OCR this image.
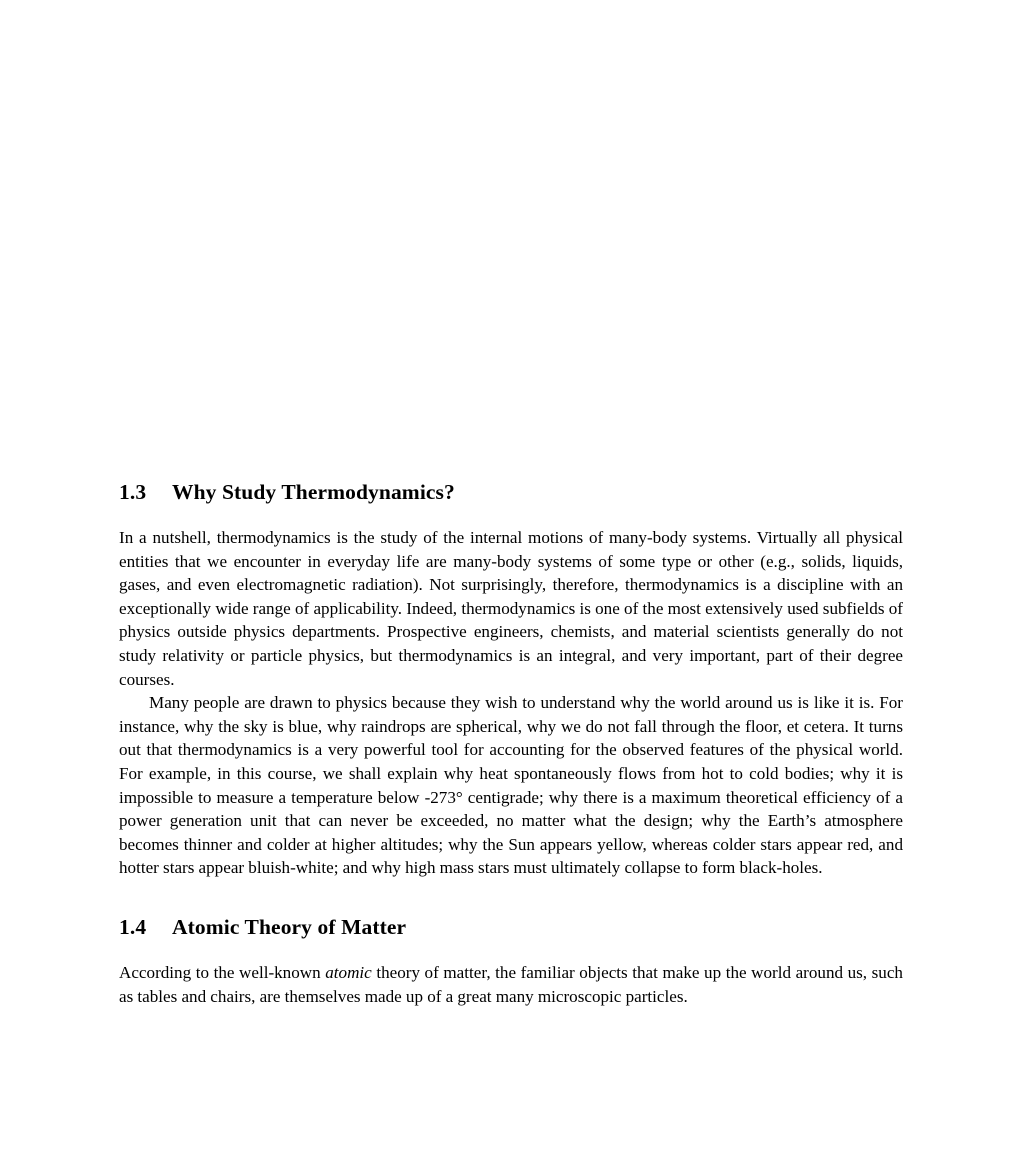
1.3 Why Study Thermodynamics?

In a nutshell, thermodynamics is the study of the internal motions of many-body systems. Virtually all physical entities that we encounter in everyday life are many-body systems of some type or other (e.g., solids, liquids, gases, and even electromagnetic radiation). Not surprisingly, therefore, thermodynamics is a discipline with an exceptionally wide range of applicability. Indeed, thermodynamics is one of the most extensively used subfields of physics outside physics departments. Prospective engineers, chemists, and material scientists generally do not study relativity or particle physics, but thermodynamics is an integral, and very important, part of their degree courses.

Many people are drawn to physics because they wish to understand why the world around us is like it is. For instance, why the sky is blue, why raindrops are spherical, why we do not fall through the floor, et cetera. It turns out that thermodynamics is a very powerful tool for accounting for the observed features of the physical world. For example, in this course, we shall explain why heat spontaneously flows from hot to cold bodies; why it is impossible to measure a temperature below -273° centigrade; why there is a maximum theoretical efficiency of a power generation unit that can never be exceeded, no matter what the design; why the Earth’s atmosphere becomes thinner and colder at higher altitudes; why the Sun appears yellow, whereas colder stars appear red, and hotter stars appear bluish-white; and why high mass stars must ultimately collapse to form black-holes.

1.4 Atomic Theory of Matter

According to the well-known atomic theory of matter, the familiar objects that make up the world around us, such as tables and chairs, are themselves made up of a great many microscopic particles.
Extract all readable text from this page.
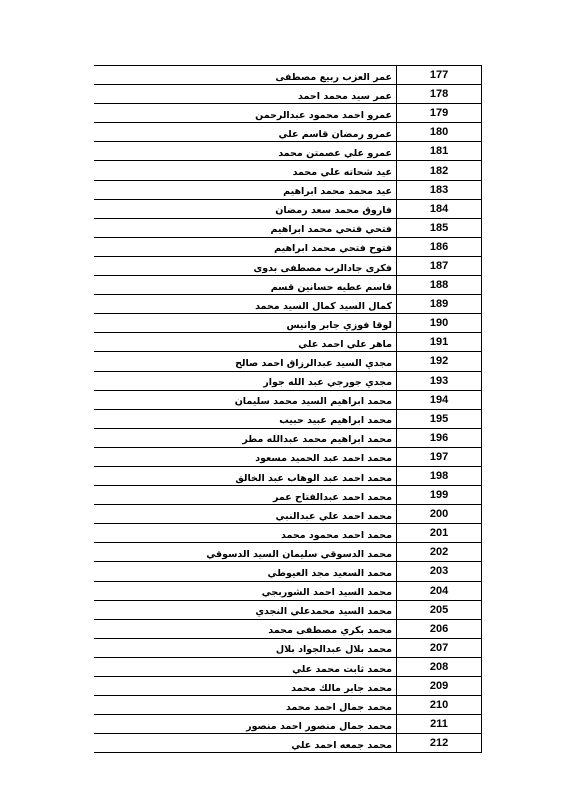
177
عمر العزب ربيع مصطفى
178
عمر سيد محمد احمد
179
عمرو احمد محمود عبدالرحمن
180
عمرو رمضان قاسم علي
181
عمرو علي عصمتن محمد
182
عيد شحاته علي محمد
183
عيد محمد محمد ابراهيم
184
فاروق محمد سعد رمضان
185
فتحي فتحي محمد ابراهيم
186
فتوح فتحي محمد ابراهيم
187
فكرى جادالرب مصطفى بدوى
188
قاسم عطيه حسانين قسم
189
كمال السيد كمال السيد محمد
190
لوقا فوزي جابر وانيس
191
ماهر علي احمد علي
192
مجدي السيد عبدالرزاق احمد صالح
193
مجدي جورجي عبد الله جوار
194
محمد ابراهيم السيد محمد سليمان
195
محمد ابراهيم عبيد حبيب
196
محمد ابراهيم محمد عبدالله مطر
197
محمد احمد عبد الحميد مسعود
198
محمد احمد عبد الوهاب عبد الخالق
199
محمد احمد عبدالفتاح عمر
200
محمد احمد علي عبدالنبي
201
محمد احمد محمود محمد
202
محمد الدسوقي سليمان السيد الدسوقي
203
محمد السعيد مجد العيوطي
204
محمد السيد احمد الشوربجي
205
محمد السيد محمدعلي النجدي
206
محمد بكري مصطفى محمد
207
محمد بلال عبدالجواد بلال
208
محمد ثابت محمد علي
209
محمد جابر مالك محمد
210
محمد جمال احمد محمد
211
محمد جمال منصور احمد منصور
212
محمد جمعه احمد علي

________

*Challenge:*
Wherever "فتحي" shows up in a line, copy that line.

*Complete answer:*
فتحي فتحي محمد ابراهيم
فتوح فتحي محمد ابراهيم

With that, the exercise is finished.